→ **Written problem**: In the material below, print again, with no changes, the lines starting with the line that contains "625 866 658</box>" and going on through the line that contains "award-ribbon: 2017年某某公司某某部门最佳员工 <box>700", with both of those lines included.

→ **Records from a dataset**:
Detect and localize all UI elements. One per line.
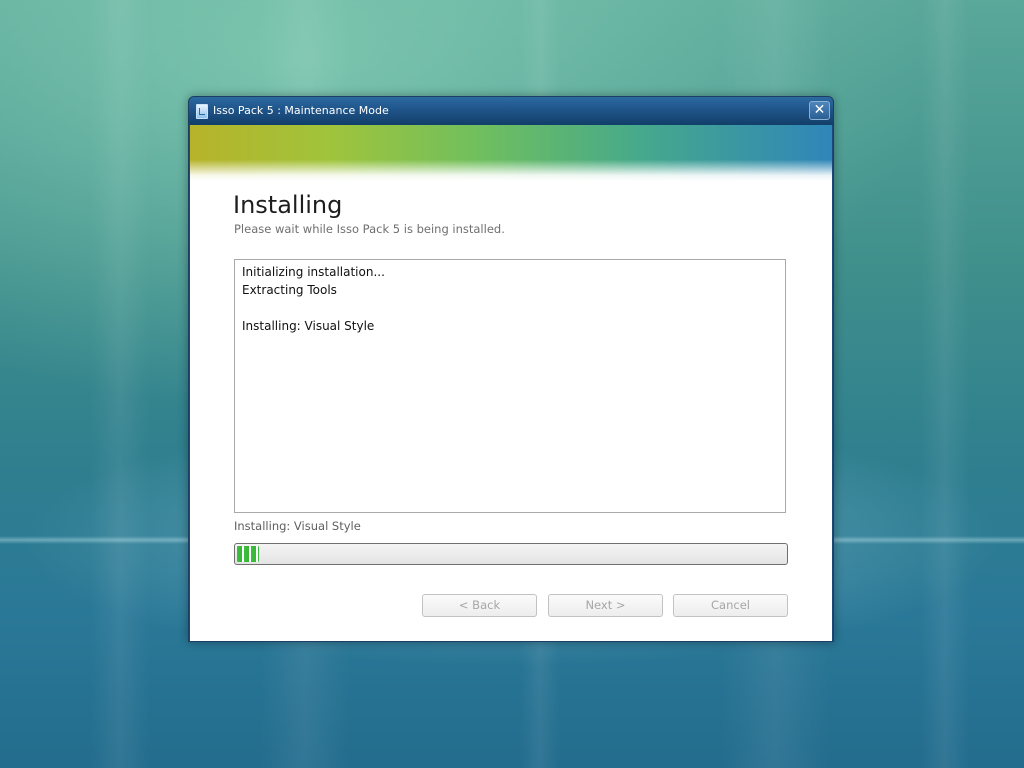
progress-bar: [234, 543, 788, 565]
cancel-button[interactable]: Cancel: [673, 594, 788, 617]
install-log[interactable]: Initializing installation... Extracting …: [234, 259, 786, 513]
status-label: Installing: Visual Style: [234, 519, 361, 533]
installer-window: Isso Pack 5 : Maintenance Mode ✕ Install…: [188, 96, 834, 642]
close-button[interactable]: ✕: [809, 101, 830, 120]
installer-app-icon: [196, 104, 208, 119]
log-line: Installing: Visual Style: [242, 319, 375, 333]
close-icon: ✕: [813, 102, 826, 118]
progress-bar-fill: [237, 546, 259, 562]
page-title: Installing: [233, 191, 343, 219]
back-button[interactable]: < Back: [422, 594, 537, 617]
desktop-wallpaper: Isso Pack 5 : Maintenance Mode ✕ Install…: [0, 0, 1024, 768]
wizard-content: Installing Please wait while Isso Pack 5…: [190, 125, 832, 641]
header-banner: [190, 125, 832, 181]
title-bar[interactable]: Isso Pack 5 : Maintenance Mode ✕: [189, 97, 833, 125]
log-line: Initializing installation...: [242, 265, 385, 279]
page-subtitle: Please wait while Isso Pack 5 is being i…: [234, 222, 505, 236]
window-title: Isso Pack 5 : Maintenance Mode: [213, 104, 389, 117]
next-button[interactable]: Next >: [548, 594, 663, 617]
log-line: Extracting Tools: [242, 283, 337, 297]
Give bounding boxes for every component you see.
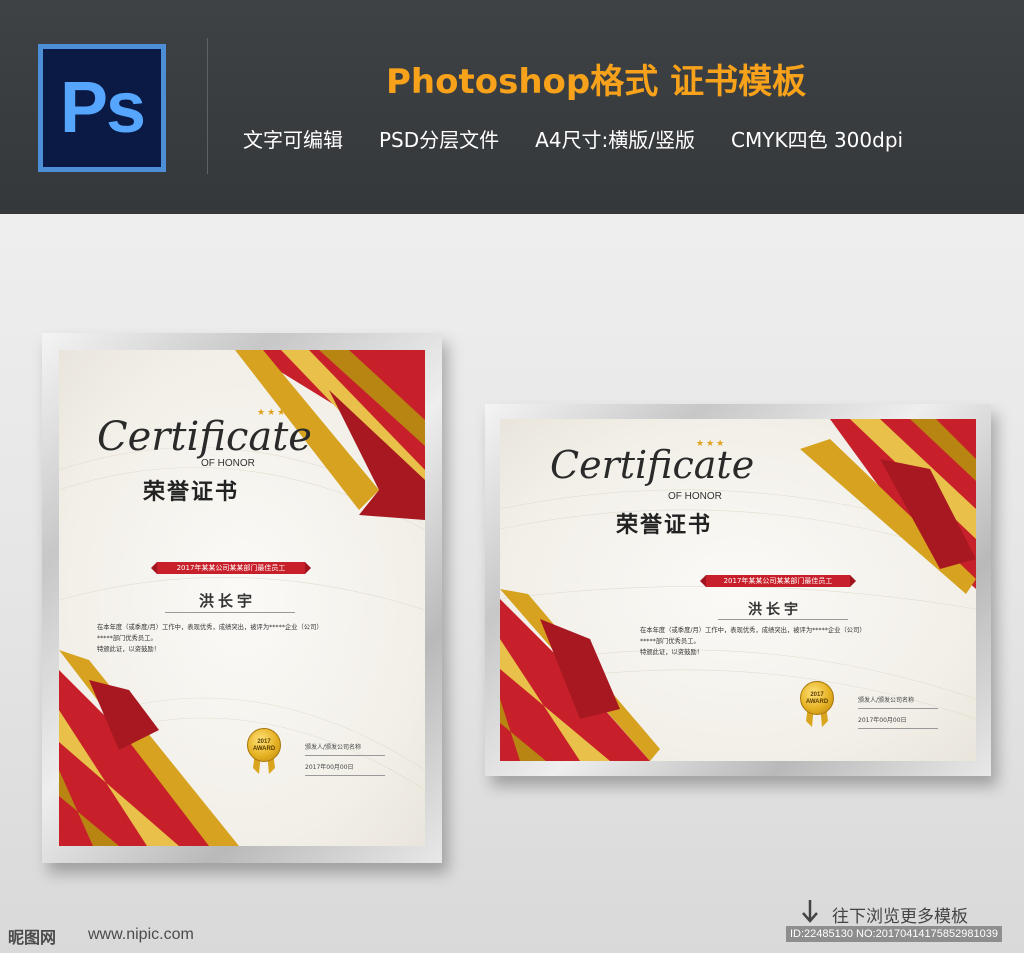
certificate-body: 在本年度（或季度/月）工作中，表现优秀，成绩突出，被评为*****企业（公司） … <box>640 625 866 658</box>
body-line: *****部门优秀员工。 <box>640 638 700 646</box>
name-underline <box>165 612 295 613</box>
signer-name: 颁发人/颁发公司名称 <box>858 695 938 709</box>
banner-title: Photoshop格式 证书模板 <box>386 62 807 102</box>
portrait-certificate-frame: ★★★ Certificate OF HONOR 荣誉证书 2017年某某公司某… <box>42 333 442 863</box>
body-line: 特颁此证，以资鼓励！ <box>97 646 160 654</box>
award-ribbon: 2017年某某公司某某部门最佳员工 <box>700 575 856 587</box>
signer-block: 颁发人/颁发公司名称 2017年00月00日 <box>858 695 938 729</box>
award-seal-icon: 2017 AWARD <box>247 728 281 776</box>
body-line: 在本年度（或季度/月）工作中，表现优秀，成绩突出，被评为*****企业（公司） <box>640 627 866 634</box>
recipient-name: 洪长宇 <box>748 602 802 618</box>
issue-date: 2017年00月00日 <box>858 709 938 729</box>
recipient-name: 洪长宇 <box>199 592 257 610</box>
banner-divider <box>207 38 208 174</box>
seal-label: AWARD <box>805 699 829 705</box>
body-line: *****部门优秀员工。 <box>97 635 157 643</box>
of-honor-label: OF HONOR <box>201 458 255 469</box>
seal-year: 2017 <box>257 739 271 745</box>
header-banner: Ps Photoshop格式 证书模板 文字可编辑 PSD分层文件 A4尺寸:横… <box>0 0 1024 214</box>
of-honor-label: OF HONOR <box>668 491 722 502</box>
certificate-cn-title: 荣誉证书 <box>143 480 240 505</box>
feature-a4-size: A4尺寸:横版/竖版 <box>535 128 696 152</box>
landscape-certificate-frame: ★★★ Certificate OF HONOR 荣誉证书 2017年某某公司某… <box>485 404 991 776</box>
photoshop-logo-text: Ps <box>59 68 146 148</box>
feature-cmyk: CMYK四色 300dpi <box>731 128 904 152</box>
award-ribbon: 2017年某某公司某某部门最佳员工 <box>151 562 311 574</box>
seal-year: 2017 <box>810 692 824 698</box>
landscape-certificate: ★★★ Certificate OF HONOR 荣誉证书 2017年某某公司某… <box>500 419 976 761</box>
certificate-script-title: Certificate <box>550 443 755 487</box>
photoshop-logo-icon: Ps <box>38 44 166 172</box>
nipic-url-link[interactable]: www.nipic.com <box>88 926 194 944</box>
banner-features: 文字可编辑 PSD分层文件 A4尺寸:横版/竖版 CMYK四色 300dpi <box>243 124 1003 153</box>
arrow-down-icon <box>802 900 818 923</box>
portrait-certificate: ★★★ Certificate OF HONOR 荣誉证书 2017年某某公司某… <box>59 350 425 846</box>
nipic-logo: 昵图网 <box>8 928 57 947</box>
image-id-watermark: ID:22485130 NO:20170414175852981039 <box>786 926 1002 942</box>
feature-psd-layers: PSD分层文件 <box>379 128 500 152</box>
body-line: 特颁此证，以资鼓励！ <box>640 649 703 657</box>
award-seal-icon: 2017 AWARD <box>800 681 834 729</box>
body-line: 在本年度（或季度/月）工作中，表现优秀，成绩突出，被评为*****企业（公司） <box>97 624 323 631</box>
issue-date: 2017年00月00日 <box>305 756 385 776</box>
certificate-script-title: Certificate <box>97 414 312 460</box>
certificate-body: 在本年度（或季度/月）工作中，表现优秀，成绩突出，被评为*****企业（公司） … <box>97 622 323 655</box>
seal-label: AWARD <box>252 746 276 752</box>
signer-block: 颁发人/颁发公司名称 2017年00月00日 <box>305 742 385 776</box>
signer-name: 颁发人/颁发公司名称 <box>305 742 385 756</box>
name-underline <box>718 619 848 620</box>
certificate-cn-title: 荣誉证书 <box>616 513 713 538</box>
browse-more-link[interactable]: 往下浏览更多模板 <box>832 902 968 927</box>
feature-editable-text: 文字可编辑 <box>243 128 343 152</box>
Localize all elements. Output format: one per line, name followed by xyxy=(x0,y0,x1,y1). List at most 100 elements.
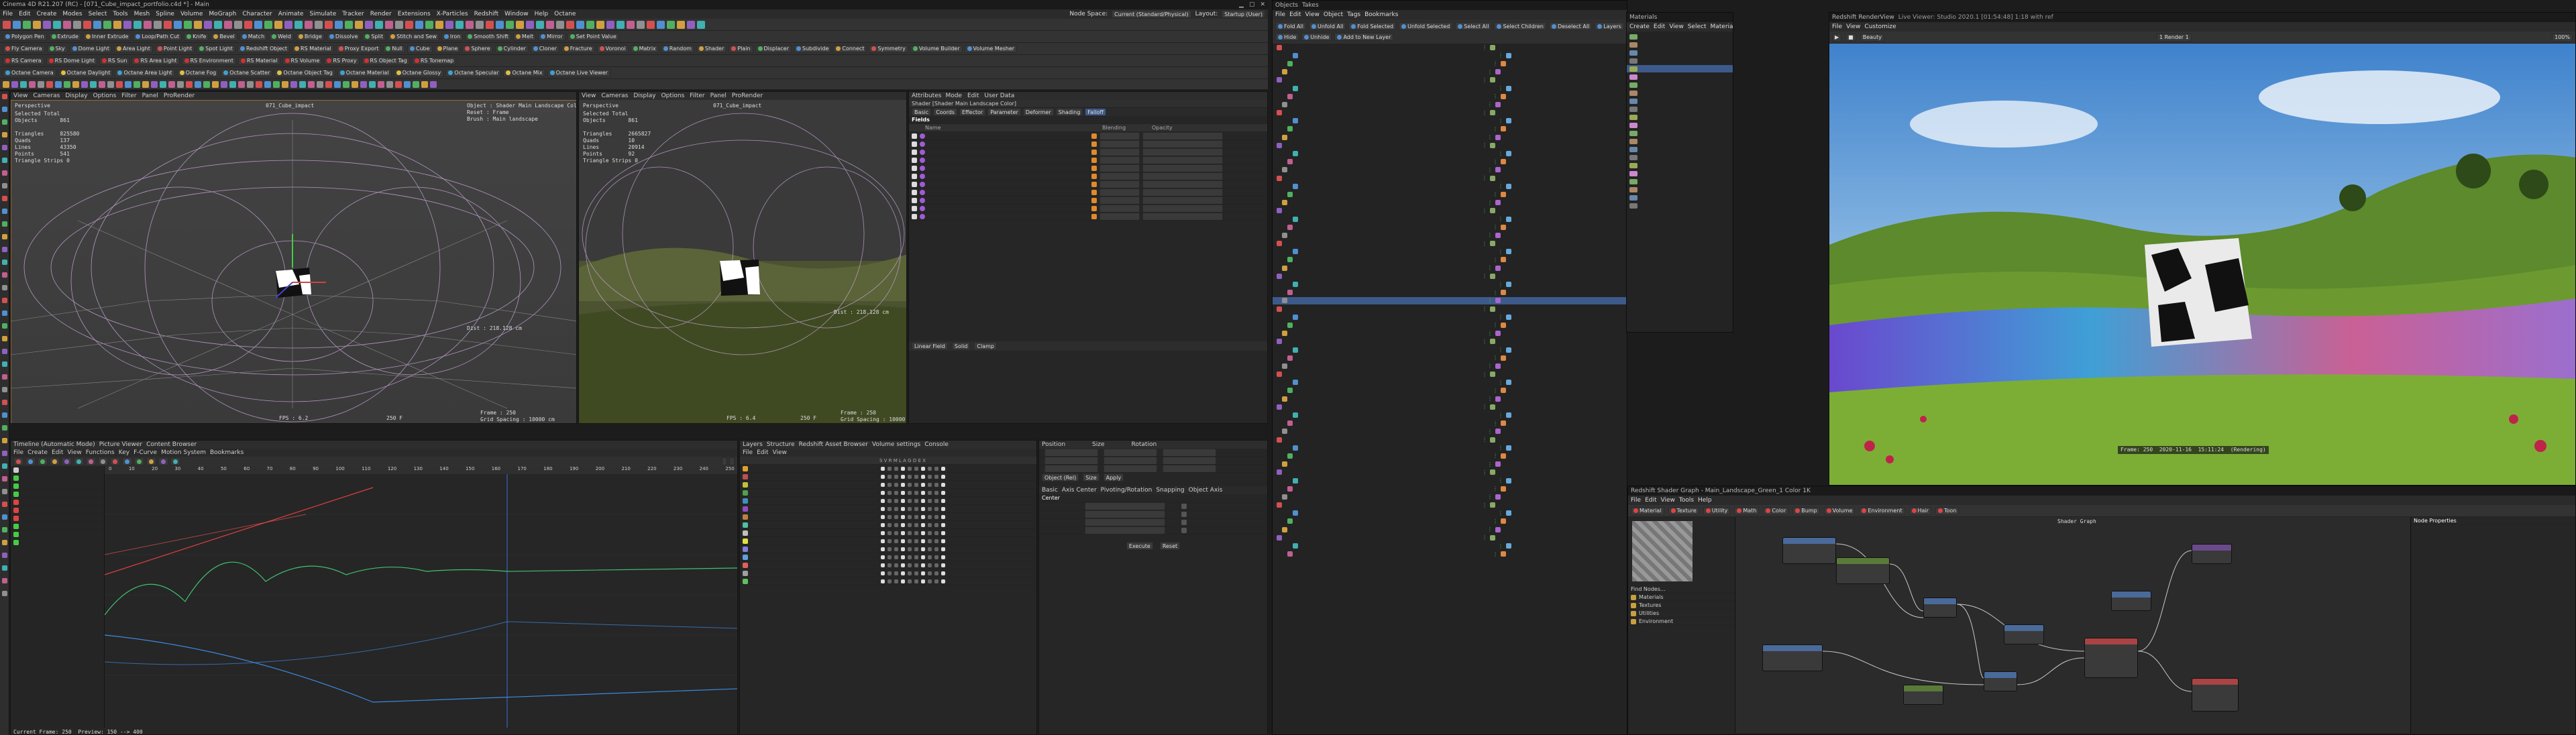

→ **Solution for this exercise**:
certificate-body: 在本年度（或季度/月）工作中，表现优秀，成绩突出，被评为*****企业（公司） … <box>640 625 866 658</box>
body-line: *****部门优秀员工。 <box>640 638 700 646</box>
name-underline <box>165 612 295 613</box>
signer-name: 颁发人/颁发公司名称 <box>858 695 938 709</box>
banner-title: Photoshop格式 证书模板 <box>386 62 807 102</box>
portrait-certificate-frame: ★★★ Certificate OF HONOR 荣誉证书 2017年某某公司某… <box>42 333 442 863</box>
body-line: 特颁此证，以资鼓励！ <box>97 646 160 654</box>
award-ribbon: 2017年某某公司某某部门最佳员工 <box>700 575 856 587</box>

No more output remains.